- _Entries supplied_:
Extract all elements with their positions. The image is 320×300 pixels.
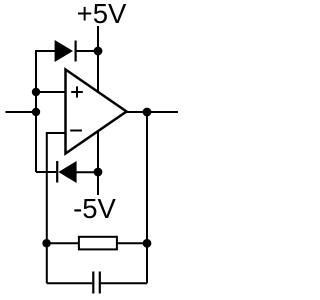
diode D1 (top, anode left, cathode to +5V) xyxy=(55,40,98,62)
op-amp U1 xyxy=(66,70,127,154)
svg-text:-5V: -5V xyxy=(73,193,116,224)
op-amp minus marker xyxy=(70,130,82,132)
diode D2 (bottom, cathode left, anode to -5V) xyxy=(57,161,98,183)
wire top diode anode wire from left rail corner xyxy=(36,51,55,172)
wire capacitor left lead xyxy=(47,282,92,284)
resistor R1 xyxy=(79,237,117,250)
wire resistor right lead xyxy=(117,242,147,244)
wire output feedback vertical xyxy=(146,112,148,283)
node junction dot feedback right xyxy=(143,239,152,248)
wire input stub from left edge xyxy=(6,111,37,113)
wire bottom clamp wire from left rail to diode cathode xyxy=(36,171,56,173)
svg-text:+5V: +5V xyxy=(77,0,127,29)
capacitor C1 xyxy=(93,272,100,294)
node junction dot feedback left xyxy=(42,239,51,248)
wire -5V rail from op-amp bottom edge xyxy=(97,131,99,195)
wire inverting input wire and feedback vertical xyxy=(47,133,65,283)
op-amp plus marker xyxy=(71,91,83,93)
node junction dot at non-inverting tap xyxy=(32,88,40,96)
node junction dot at input stub xyxy=(32,108,40,116)
node junction dot at output xyxy=(143,108,152,117)
wire non-inverting input wire xyxy=(36,91,65,93)
node junction dot at -5V rail / diode anode xyxy=(94,168,103,177)
wire capacitor right lead xyxy=(101,282,147,284)
wire +5V rail down to op-amp top edge xyxy=(97,26,99,93)
wire output wire xyxy=(127,111,179,113)
wire resistor left lead xyxy=(47,242,78,244)
node junction dot at +5V rail / diode cathode xyxy=(94,47,103,56)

- _Your task_: Please return the rows from the one containing "diode D1 (top, anode" through the one containing "resistor R1 xyxy=(79,237,117,250)", both included, copying each one unchanged.

- _Solution for this problem_:
diode D1 (top, anode left, cathode to +5V) xyxy=(55,40,98,62)
op-amp U1 xyxy=(66,70,127,154)
svg-text:-5V: -5V xyxy=(73,193,116,224)
op-amp minus marker xyxy=(70,130,82,132)
diode D2 (bottom, cathode left, anode to -5V) xyxy=(57,161,98,183)
wire top diode anode wire from left rail corner xyxy=(36,51,55,172)
wire capacitor left lead xyxy=(47,282,92,284)
resistor R1 xyxy=(79,237,117,250)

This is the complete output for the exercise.